Dans la quête d’une réponse, j’ai trouvé ou plutôt j'ai appris à constater le primat de l’économique sur le politique et le formatage de l’idée de bonheur ou de progrès que la richesse induit. On a oublié, qu'aussi loin que l'on remonte dans les société primitives, que la richesse chez les hommes c’est le partage et le premier partage est celui que l'on fait de la vie, ce court instant que dure la vie. L’instant est devenu le temps, le temps est devenu l'argent et l’argent est devenu volonté de puissance et impuissance de la pauvreté. Même interrogation : mieux vivre pour partager, ou partager pour mieux vivre ? Ou alors,  qui suis-je ? un riche ou un pauvre ?

Il faut avant toutes choses se mettre à l’ouvrage sur la ligne économique : production-consommation, transport-proximité, pouvoir d’achat-salariat, capital-travail, libéralisme-communisme, environnement-écologie, oligarchie-citoyenneté, droit-nondroit etc… Et travailler en autodidacte : ce n’est pas une mince affaire mais c’est aussi incontournable que l’action qui nous presse.

Certes il est bon de savoir comme le précise JL Mélenchon que le Front de gauche «  n’a pas commencé par autre chose qu’une mise en mouvement » et une « volonté d’avancer vers le même horizon ». Là aussi j’ai pu constater ou faire l’expérience que le premier horizon qui se dessine, c'est celui qui est crié dans les meetings « Résistance ». Chacun, me semble–t-il,  doit en connaître le sens : conscience démocratique et sentiment d’injustice. En est-il de même de sa portée pratique ?

Avec le Front de Gauche, répète JL Mélenchon, nous sommes « les tenants d’une autonomie conquérante ». Cela signifie quoi ?

Pour y répondre, il m'apparaît indispensable de revenir ou de se centrer sur le point de départ du mouvement, qui est le choix de la ligne économique, car l'économie c'est l’épine dorsale de la vie collective. Face à l’enkystement des riches dans le régime totalitaire du super profit, le langage de la pauvreté n’est pas mort, celui de la souffrance non plus. Il faut comprendre que la stratégie d’action du Front de Gauche est d’accompagner la vie collective jusqu’à cette  ligne de crête : celle du départage entre ceux qui accaparent et les autres, entre le système qui opprime et celui qui libère, entre l’avenir de l’humain et sa perte, entre une civilisation universelle et une barbarie mondialisée. Tel est l’enjeu de la mise en mouvement du Front de gauche. Il s’agit de réinventer la vie économique en prenant appui sur la puissance et le language des pauvres : l’implication populaire en est la seule et nécessaire  condition.

- _Extrait de données_:

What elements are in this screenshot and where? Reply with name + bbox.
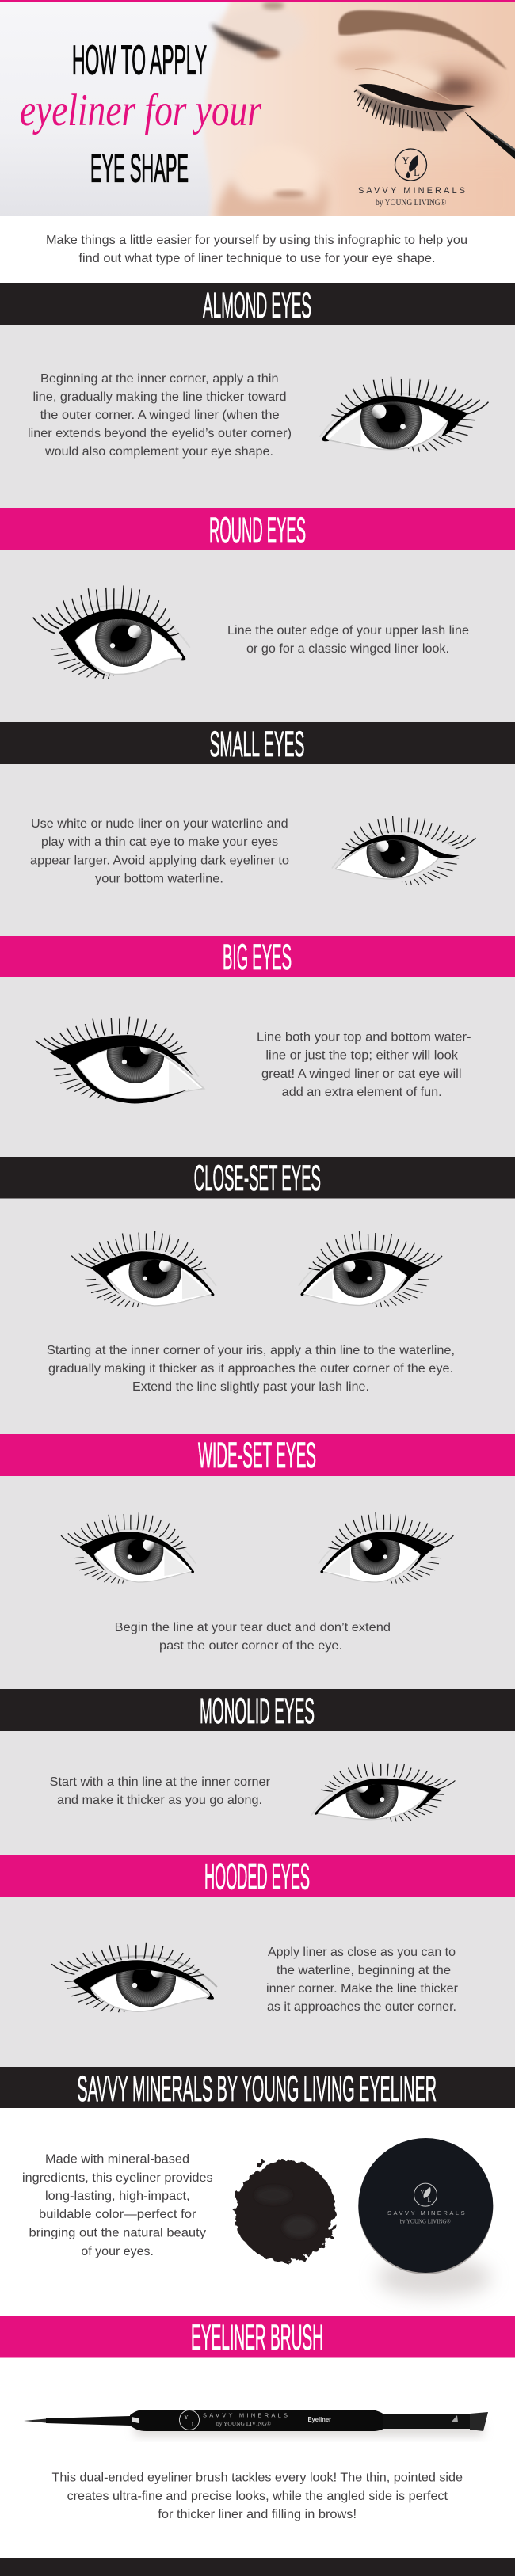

- _Consigne A_: D'après le texte sur le Front de gauche, quel mot est crié dans les meetings comme premier horizon ?
- _Consigne B_: Relevez tous les couples de termes que le texte sur le Front de gauche range sous la ligne économique.
- _Consigne C_: Rédigez la suite du texte sur le Front de gauche en reprenant après sa dernière phrase.
Ces données proviennent d'une source distincte.

- _Résultat A_: « Résistance ».

- _Résultat B_: production-consommation, transport-proximité, pouvoir d'achat-salariat, capital-travail, libéralisme-communisme, environnement-écologie, oligarchie-citoyenneté, droit-nondroit

- _Résultat C_:
« Si le Front de gauche n’a de sens que par son action » comme le commente JL Mélenchon, j'ajoute que sa réussite n’a de sens que dans son abnégation. Un seul mot d’ordre s’impose : lutter et résister dans toutes les actions, petites ou grandes, qui choisissent ce parti pris de contrarier l’oligarchie des puissances de l’argent qui nous gouvernent avec la complicité de nos représentants. Les tâches du Front de Gauchesont dans tout ce qui bouge et font progresser "l'humain d'abord"  et  il serait vain en effet de le définir suivant les catégories habituelles des groupements politiques. Il est cet « outil précieux » au service d’une démarche collective et alternative qui fait front et rassemble pour la conquête du pouvoir si la volonté générale le souhaite. En effet, et chacun l'aura compris, la mutation de notre société vers un autre modèle de développement économique a besoin aussi de la loi, de la force de la loi que confère le pouvoir d'Etat. L’avenir du Front de gauche est tout tracé : combattre le système oligarchique  fondé sur un ultra libéralisme dont la crise nous a dévoilé les effets destructeurs et l'irresponsabilité sociale de ses acteurs. Tout le reste n'est que balivernes pour conservateurs impénitents. La révolution est dans les urnes et dans le courage de nager à contre courant, mais plus on est, moins on s'épuise ! c'est de l'écologie mes amis. 4 millions de mélenchonistes,  c'est un excellent  résultat, une force d'entraînement capable de dépassement, c'est dans ce dépassement qu'est la réussite et pas ailleurs.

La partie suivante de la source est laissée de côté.